───── Data excerpts

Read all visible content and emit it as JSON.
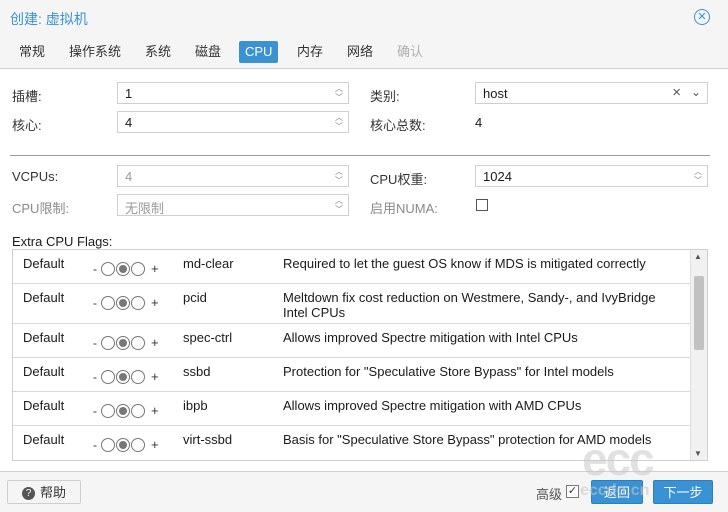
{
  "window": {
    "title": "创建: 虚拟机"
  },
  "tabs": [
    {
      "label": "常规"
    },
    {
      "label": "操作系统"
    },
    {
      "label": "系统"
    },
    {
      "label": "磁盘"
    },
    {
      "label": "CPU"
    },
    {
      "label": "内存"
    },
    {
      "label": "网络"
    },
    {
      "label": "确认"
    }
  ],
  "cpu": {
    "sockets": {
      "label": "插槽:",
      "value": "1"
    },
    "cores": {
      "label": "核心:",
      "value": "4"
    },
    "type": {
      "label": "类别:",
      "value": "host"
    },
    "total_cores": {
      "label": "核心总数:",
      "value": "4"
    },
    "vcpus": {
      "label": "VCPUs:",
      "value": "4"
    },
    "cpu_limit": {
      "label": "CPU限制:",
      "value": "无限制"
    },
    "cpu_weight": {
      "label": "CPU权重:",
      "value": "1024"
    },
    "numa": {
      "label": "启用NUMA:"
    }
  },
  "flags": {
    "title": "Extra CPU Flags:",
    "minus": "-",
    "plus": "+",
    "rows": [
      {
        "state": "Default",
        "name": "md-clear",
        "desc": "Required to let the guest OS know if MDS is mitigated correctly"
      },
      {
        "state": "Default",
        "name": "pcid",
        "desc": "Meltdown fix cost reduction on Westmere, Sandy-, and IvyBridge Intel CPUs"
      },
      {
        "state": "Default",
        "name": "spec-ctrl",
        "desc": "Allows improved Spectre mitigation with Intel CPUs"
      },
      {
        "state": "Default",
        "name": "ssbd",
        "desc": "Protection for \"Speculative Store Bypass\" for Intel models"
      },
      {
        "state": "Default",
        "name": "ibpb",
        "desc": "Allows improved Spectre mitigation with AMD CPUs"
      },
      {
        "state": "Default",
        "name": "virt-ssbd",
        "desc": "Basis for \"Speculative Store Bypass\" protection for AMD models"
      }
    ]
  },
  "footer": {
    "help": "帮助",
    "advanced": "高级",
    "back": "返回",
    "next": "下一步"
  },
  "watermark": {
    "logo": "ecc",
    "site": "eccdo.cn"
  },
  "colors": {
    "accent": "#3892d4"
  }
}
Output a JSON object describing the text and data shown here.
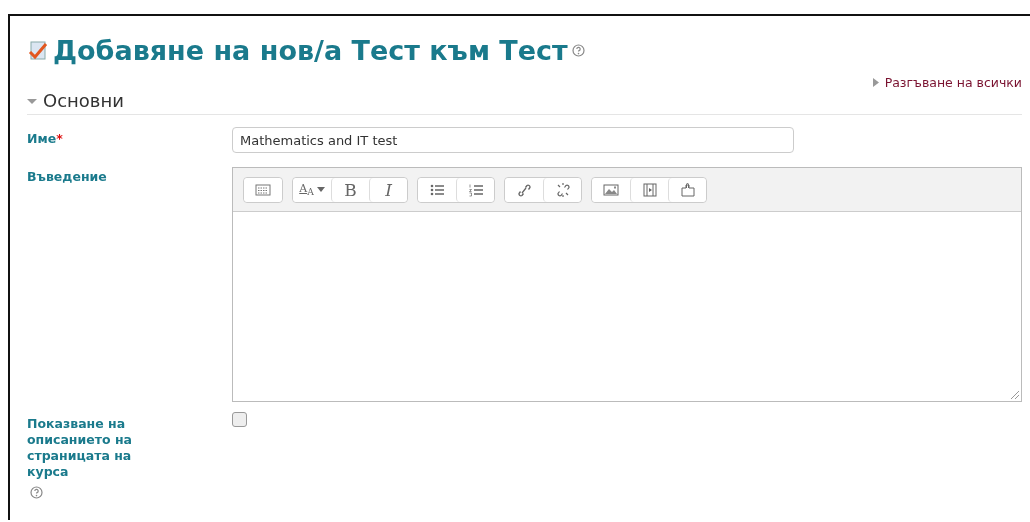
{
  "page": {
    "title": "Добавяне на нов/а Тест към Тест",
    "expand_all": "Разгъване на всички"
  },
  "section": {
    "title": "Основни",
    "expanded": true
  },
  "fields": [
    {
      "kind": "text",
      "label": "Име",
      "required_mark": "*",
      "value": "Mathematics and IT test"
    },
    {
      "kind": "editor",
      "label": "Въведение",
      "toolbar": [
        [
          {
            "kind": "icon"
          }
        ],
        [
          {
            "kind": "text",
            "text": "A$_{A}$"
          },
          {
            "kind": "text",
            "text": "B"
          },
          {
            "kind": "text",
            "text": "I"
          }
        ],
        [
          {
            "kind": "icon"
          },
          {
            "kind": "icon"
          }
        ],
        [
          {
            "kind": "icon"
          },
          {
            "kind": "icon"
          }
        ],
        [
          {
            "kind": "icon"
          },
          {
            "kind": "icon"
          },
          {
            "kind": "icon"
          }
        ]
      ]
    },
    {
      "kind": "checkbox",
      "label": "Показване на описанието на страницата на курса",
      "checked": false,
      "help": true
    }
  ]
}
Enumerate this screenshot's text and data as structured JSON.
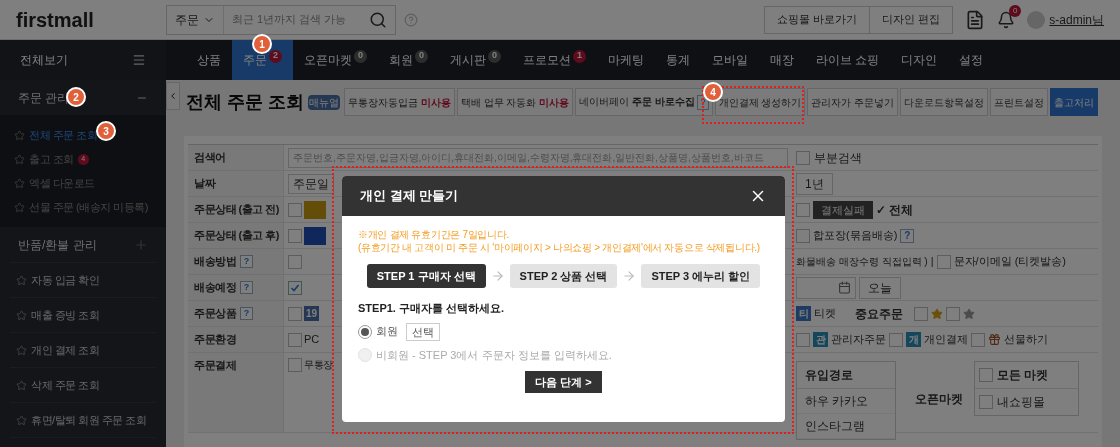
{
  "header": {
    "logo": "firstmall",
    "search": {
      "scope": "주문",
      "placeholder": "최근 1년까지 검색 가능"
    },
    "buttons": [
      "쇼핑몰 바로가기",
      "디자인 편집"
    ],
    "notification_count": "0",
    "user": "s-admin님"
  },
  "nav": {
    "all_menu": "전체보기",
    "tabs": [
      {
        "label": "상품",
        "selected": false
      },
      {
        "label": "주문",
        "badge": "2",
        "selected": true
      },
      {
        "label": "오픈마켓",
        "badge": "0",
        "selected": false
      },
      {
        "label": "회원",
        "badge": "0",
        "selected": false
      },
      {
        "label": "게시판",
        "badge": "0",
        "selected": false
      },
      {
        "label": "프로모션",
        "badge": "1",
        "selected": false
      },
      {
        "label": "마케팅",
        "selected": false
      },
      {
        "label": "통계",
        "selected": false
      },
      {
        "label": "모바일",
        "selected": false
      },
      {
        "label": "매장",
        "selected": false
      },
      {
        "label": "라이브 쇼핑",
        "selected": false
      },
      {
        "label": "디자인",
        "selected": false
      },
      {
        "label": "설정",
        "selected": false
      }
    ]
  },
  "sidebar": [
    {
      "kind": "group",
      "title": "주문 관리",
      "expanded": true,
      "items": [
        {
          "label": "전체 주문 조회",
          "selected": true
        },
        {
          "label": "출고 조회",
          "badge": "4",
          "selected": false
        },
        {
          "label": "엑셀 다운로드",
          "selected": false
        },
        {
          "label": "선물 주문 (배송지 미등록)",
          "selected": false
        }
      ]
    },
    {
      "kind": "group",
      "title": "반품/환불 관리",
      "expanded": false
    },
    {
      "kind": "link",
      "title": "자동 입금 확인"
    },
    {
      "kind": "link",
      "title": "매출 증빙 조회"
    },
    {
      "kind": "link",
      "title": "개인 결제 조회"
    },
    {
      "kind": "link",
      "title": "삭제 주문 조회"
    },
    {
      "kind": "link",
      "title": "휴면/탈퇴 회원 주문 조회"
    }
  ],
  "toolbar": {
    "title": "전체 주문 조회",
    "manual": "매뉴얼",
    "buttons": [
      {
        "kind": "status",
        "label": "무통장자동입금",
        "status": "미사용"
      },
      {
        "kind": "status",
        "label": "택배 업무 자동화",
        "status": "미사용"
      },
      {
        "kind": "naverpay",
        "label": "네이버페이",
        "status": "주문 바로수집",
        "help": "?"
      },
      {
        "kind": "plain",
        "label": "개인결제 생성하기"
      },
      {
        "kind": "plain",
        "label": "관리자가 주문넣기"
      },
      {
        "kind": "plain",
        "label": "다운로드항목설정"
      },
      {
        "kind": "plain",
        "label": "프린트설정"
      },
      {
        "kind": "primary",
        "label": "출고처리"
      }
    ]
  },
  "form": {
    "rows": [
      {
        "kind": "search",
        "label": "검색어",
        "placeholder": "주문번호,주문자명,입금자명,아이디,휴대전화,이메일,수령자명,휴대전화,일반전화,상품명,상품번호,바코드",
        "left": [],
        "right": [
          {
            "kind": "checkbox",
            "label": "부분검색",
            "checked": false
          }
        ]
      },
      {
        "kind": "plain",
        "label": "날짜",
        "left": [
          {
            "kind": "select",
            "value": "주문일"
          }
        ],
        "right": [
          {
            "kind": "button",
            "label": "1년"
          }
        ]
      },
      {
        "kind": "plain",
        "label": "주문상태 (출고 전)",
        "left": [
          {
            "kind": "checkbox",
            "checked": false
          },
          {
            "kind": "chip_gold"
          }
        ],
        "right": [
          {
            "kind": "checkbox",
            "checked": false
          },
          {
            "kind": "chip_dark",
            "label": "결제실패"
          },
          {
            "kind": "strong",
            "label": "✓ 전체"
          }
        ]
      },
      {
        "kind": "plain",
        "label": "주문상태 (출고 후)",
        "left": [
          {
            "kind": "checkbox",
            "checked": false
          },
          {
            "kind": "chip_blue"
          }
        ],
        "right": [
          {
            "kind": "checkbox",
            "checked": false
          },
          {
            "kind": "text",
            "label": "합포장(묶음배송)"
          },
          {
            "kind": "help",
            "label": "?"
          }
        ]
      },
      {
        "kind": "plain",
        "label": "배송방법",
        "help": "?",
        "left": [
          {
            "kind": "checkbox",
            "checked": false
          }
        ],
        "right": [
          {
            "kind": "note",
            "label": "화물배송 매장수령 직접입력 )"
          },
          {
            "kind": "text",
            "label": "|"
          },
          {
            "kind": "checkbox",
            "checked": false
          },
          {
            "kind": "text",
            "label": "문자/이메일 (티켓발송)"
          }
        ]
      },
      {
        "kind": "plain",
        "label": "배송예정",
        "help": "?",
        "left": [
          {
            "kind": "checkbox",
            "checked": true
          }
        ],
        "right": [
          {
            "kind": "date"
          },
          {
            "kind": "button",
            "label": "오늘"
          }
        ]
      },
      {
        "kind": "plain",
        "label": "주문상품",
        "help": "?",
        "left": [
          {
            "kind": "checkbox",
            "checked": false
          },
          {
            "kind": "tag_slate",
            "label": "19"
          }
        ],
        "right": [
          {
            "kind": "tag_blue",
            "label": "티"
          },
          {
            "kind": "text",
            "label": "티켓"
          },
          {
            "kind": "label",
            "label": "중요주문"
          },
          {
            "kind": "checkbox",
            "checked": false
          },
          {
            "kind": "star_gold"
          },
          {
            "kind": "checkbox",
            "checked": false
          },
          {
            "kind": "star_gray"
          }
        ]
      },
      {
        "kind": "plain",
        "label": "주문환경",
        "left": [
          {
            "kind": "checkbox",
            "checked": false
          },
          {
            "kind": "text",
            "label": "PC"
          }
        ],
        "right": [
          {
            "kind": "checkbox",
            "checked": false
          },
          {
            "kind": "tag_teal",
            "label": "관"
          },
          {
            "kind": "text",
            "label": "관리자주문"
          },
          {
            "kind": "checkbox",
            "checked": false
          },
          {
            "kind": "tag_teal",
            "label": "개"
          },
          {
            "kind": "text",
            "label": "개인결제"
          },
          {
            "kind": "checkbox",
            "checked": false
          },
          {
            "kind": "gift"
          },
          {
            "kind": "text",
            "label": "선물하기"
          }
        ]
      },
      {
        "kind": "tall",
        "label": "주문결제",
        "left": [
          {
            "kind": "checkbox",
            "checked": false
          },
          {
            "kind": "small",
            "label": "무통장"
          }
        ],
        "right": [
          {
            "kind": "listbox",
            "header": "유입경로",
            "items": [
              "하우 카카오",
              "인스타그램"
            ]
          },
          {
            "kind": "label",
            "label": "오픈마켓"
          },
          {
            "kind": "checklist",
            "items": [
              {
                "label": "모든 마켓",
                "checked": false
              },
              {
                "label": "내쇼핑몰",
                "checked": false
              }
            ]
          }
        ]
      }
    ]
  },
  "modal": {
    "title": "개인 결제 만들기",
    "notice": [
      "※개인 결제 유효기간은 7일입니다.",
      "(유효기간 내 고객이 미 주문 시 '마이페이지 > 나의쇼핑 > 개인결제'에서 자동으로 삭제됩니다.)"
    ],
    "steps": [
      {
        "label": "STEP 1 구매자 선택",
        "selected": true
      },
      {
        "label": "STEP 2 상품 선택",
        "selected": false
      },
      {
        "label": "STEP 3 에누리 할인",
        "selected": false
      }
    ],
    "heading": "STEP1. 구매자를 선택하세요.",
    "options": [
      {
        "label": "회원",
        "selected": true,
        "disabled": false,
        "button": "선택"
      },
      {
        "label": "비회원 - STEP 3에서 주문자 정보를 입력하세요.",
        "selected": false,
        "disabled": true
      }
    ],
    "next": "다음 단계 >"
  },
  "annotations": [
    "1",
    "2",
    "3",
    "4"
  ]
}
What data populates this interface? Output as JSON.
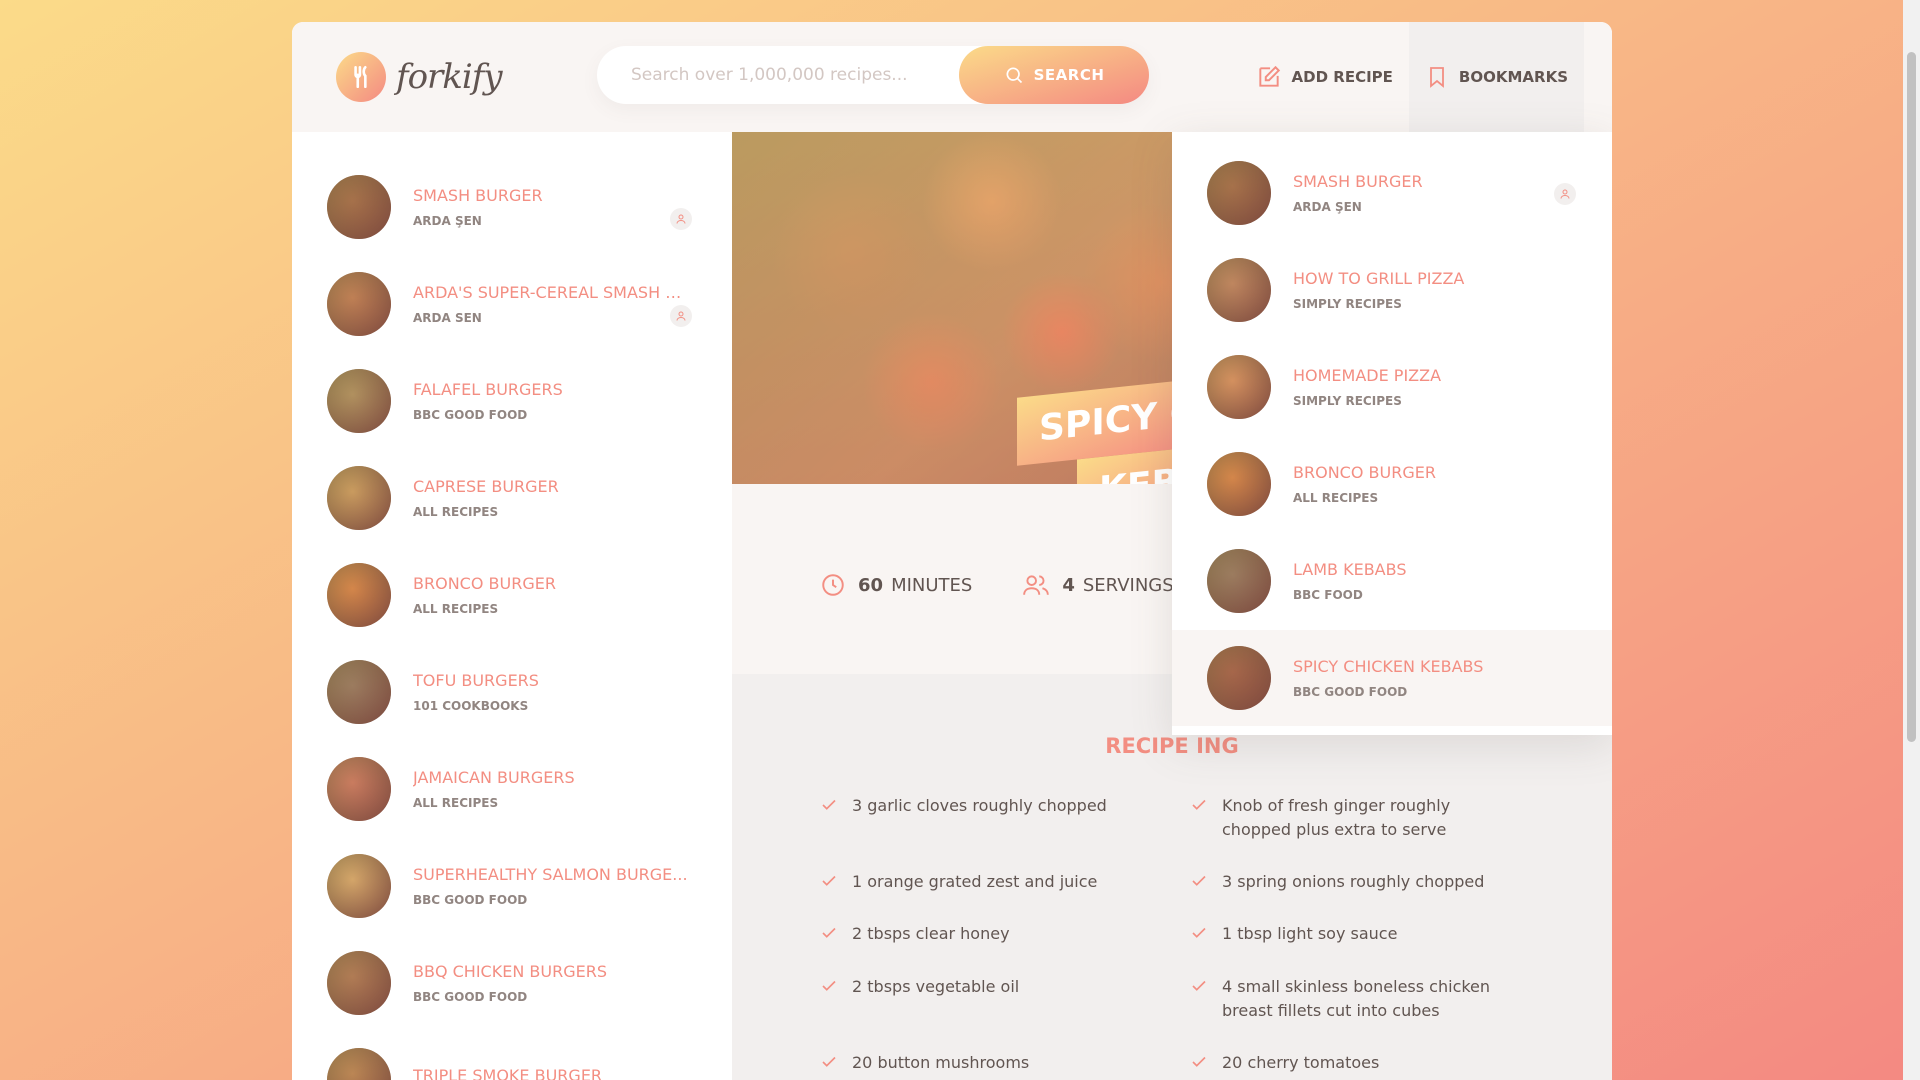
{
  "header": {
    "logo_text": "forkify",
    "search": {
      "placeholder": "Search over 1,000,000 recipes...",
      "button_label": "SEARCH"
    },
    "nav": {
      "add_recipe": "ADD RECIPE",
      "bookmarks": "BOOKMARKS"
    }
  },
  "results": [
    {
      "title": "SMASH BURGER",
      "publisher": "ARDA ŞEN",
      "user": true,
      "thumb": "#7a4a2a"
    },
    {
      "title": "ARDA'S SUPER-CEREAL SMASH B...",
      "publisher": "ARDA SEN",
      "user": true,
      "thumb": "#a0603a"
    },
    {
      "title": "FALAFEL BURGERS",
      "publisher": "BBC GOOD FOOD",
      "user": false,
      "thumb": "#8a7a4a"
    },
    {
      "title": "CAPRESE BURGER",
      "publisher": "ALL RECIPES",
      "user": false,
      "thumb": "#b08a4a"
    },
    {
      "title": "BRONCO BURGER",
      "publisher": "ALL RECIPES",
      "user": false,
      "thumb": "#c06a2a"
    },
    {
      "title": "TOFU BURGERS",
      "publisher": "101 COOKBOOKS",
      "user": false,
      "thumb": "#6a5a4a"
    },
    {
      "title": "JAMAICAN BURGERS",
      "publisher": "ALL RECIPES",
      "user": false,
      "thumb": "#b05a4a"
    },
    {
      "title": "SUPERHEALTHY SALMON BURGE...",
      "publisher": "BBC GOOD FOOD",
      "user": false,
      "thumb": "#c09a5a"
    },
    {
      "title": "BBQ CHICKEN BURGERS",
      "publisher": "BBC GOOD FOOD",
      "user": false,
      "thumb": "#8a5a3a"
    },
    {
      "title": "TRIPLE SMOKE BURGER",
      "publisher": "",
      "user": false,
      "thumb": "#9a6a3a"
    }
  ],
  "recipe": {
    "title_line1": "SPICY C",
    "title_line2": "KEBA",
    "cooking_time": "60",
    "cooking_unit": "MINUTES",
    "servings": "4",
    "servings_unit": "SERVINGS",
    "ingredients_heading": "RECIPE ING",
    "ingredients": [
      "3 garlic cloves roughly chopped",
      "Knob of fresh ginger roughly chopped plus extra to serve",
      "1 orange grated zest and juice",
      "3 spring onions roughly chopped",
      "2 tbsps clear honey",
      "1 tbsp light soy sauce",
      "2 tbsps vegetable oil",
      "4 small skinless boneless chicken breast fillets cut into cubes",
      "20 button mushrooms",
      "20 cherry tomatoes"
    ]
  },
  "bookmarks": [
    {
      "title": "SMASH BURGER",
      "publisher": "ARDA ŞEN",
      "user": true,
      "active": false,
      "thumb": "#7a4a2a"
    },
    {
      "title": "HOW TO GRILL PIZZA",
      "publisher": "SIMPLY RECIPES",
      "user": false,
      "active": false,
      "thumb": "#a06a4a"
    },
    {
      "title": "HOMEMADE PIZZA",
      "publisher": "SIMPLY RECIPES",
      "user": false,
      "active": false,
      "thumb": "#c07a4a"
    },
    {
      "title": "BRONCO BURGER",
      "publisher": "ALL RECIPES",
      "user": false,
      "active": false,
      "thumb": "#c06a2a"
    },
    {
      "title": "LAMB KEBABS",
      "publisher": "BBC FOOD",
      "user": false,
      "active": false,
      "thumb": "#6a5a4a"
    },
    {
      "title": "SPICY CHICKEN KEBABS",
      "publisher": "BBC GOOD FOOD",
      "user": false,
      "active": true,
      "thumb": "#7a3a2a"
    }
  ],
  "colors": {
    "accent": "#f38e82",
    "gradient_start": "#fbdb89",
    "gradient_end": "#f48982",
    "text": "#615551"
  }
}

──────────

§ **Request**: Copy each line of the records that contains the word "Output".

§ **Final result**:
Output a JSON object describing the text and data shown here.
What data populates this interface? Output as JSON.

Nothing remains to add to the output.